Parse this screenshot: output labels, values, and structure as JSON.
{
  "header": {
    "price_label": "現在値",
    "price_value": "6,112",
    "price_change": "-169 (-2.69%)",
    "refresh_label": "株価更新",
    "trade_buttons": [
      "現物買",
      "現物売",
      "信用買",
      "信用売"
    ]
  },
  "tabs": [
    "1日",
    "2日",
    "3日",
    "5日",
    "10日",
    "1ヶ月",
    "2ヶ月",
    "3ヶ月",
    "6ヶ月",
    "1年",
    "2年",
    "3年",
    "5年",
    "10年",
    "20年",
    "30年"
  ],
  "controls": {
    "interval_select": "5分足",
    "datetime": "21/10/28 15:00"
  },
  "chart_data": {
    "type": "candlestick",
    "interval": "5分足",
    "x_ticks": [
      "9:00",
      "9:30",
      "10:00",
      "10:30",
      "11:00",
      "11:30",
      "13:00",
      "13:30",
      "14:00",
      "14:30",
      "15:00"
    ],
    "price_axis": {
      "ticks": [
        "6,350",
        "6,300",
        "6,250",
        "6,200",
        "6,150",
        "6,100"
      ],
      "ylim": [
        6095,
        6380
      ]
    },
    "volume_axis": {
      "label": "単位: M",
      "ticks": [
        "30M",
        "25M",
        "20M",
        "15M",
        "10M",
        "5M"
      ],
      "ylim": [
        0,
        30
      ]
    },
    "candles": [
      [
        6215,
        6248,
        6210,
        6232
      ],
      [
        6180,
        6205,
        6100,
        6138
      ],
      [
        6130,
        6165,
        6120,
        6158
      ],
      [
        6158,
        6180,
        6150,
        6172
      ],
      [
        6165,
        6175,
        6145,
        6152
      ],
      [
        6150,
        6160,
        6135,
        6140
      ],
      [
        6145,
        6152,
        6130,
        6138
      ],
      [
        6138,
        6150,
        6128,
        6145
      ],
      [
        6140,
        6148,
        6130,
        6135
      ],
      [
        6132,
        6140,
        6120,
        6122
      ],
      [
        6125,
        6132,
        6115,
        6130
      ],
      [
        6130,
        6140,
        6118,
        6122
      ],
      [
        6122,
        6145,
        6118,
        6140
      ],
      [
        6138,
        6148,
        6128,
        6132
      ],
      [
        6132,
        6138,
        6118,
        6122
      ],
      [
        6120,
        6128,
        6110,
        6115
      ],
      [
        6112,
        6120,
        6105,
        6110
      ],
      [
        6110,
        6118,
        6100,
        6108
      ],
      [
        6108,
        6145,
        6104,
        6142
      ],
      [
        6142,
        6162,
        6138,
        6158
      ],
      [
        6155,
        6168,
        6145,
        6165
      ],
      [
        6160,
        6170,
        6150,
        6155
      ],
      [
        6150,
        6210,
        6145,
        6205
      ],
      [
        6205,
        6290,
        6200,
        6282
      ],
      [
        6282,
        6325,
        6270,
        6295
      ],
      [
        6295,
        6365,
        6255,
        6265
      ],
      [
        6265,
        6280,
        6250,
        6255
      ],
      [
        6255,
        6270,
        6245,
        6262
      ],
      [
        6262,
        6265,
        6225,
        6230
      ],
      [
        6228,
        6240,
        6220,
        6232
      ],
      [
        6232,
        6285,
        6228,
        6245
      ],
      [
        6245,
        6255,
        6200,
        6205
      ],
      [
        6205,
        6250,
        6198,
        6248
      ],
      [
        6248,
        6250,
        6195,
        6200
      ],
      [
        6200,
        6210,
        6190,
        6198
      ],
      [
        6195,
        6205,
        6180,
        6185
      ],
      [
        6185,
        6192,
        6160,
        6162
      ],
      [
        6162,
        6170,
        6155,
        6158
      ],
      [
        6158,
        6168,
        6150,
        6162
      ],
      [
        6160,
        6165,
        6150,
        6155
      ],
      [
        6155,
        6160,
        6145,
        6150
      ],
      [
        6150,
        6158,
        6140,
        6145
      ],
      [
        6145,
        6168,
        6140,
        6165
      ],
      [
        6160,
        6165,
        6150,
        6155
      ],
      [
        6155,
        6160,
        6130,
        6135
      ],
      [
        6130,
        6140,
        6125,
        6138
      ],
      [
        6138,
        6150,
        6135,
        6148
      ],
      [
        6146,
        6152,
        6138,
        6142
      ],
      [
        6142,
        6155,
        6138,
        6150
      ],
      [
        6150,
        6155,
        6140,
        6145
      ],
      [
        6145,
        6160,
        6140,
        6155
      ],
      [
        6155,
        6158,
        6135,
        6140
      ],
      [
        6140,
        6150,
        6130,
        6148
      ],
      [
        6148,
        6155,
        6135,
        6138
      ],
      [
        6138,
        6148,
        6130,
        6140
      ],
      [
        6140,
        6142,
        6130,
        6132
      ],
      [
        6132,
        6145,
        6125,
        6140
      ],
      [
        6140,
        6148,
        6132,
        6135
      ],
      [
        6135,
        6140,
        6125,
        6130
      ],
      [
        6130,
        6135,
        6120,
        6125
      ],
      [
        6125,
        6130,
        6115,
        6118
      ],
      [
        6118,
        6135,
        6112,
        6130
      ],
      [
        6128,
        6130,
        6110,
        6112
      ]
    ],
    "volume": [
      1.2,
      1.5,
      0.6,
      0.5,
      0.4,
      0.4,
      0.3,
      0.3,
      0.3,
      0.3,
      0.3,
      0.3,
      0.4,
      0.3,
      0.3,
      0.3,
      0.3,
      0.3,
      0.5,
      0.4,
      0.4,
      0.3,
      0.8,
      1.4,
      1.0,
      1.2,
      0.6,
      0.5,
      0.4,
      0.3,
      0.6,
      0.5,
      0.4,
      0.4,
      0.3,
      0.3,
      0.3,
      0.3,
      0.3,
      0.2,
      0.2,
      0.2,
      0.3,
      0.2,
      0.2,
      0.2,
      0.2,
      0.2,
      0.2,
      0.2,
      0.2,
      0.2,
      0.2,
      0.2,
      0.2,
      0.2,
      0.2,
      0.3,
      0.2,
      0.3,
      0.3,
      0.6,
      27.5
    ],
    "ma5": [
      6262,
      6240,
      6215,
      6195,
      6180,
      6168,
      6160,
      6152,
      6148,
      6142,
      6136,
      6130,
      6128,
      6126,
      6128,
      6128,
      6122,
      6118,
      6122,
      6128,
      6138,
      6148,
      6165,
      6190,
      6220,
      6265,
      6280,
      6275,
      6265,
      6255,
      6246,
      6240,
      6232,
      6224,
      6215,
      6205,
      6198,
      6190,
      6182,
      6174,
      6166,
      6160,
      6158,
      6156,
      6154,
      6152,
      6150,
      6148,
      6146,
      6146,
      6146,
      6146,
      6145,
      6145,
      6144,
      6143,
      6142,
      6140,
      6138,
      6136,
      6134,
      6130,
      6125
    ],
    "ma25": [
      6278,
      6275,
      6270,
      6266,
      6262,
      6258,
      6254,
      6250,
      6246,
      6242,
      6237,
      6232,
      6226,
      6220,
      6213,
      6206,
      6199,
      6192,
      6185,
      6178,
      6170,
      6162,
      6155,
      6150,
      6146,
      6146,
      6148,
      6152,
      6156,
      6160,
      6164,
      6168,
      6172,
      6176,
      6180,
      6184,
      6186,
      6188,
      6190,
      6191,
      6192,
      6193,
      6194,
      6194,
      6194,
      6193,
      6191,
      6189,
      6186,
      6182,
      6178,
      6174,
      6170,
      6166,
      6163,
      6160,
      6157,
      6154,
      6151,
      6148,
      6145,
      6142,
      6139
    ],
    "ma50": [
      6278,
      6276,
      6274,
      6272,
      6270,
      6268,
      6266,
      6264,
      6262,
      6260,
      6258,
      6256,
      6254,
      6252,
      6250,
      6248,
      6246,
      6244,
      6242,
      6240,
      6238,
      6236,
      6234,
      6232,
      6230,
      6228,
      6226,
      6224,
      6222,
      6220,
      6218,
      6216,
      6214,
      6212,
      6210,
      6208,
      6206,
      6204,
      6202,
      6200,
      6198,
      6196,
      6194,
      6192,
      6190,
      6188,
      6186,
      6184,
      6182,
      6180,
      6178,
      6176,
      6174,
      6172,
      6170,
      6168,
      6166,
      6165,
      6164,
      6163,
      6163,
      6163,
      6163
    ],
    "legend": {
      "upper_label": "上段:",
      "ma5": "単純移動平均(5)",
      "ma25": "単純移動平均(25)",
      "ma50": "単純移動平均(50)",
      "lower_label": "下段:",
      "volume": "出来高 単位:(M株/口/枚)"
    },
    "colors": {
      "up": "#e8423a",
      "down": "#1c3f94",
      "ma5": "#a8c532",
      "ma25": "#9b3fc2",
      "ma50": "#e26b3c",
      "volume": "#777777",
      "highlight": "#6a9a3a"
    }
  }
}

### Given instruction
Look through the records and gather each line with the word "単純移動平均".

### Exercise result
      "ma5": "単純移動平均(5)",
      "ma25": "単純移動平均(25)",
      "ma50": "単純移動平均(50)",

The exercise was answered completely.